Task:
Report only the number of lines in the records that contain the word "page".

Source records:
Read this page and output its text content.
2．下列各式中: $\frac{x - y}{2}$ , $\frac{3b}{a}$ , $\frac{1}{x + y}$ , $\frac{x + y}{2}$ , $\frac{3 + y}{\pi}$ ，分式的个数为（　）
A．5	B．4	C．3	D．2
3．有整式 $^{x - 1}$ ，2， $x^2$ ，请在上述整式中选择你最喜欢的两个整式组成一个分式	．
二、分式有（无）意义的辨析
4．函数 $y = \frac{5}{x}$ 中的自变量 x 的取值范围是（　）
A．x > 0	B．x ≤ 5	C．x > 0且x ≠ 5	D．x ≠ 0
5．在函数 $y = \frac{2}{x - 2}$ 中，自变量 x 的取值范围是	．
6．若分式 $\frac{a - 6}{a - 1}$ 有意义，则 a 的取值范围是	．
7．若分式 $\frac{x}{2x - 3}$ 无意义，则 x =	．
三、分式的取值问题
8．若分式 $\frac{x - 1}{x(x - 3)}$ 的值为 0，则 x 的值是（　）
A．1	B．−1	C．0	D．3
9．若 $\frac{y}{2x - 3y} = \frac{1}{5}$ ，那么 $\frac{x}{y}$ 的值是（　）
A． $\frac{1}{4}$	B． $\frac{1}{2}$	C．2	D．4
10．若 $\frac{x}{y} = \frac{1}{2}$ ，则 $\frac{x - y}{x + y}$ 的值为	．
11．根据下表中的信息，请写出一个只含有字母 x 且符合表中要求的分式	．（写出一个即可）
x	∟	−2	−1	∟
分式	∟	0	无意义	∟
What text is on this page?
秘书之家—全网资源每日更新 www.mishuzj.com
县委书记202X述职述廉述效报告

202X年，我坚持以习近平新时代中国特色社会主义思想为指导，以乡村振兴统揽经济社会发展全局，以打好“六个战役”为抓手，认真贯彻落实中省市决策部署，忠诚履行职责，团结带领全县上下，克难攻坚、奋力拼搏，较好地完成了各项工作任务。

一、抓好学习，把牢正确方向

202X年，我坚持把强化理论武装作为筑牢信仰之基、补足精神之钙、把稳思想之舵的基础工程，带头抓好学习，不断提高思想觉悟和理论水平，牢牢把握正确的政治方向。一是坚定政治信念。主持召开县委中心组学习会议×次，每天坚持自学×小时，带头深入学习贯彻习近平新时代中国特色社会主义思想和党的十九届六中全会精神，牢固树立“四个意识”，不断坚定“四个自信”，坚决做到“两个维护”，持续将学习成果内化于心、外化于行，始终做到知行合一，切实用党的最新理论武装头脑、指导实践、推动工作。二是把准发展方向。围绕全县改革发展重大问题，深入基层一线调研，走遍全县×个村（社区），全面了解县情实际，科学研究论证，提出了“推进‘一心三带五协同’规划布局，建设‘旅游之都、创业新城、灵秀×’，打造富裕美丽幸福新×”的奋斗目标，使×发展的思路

Answer below:
2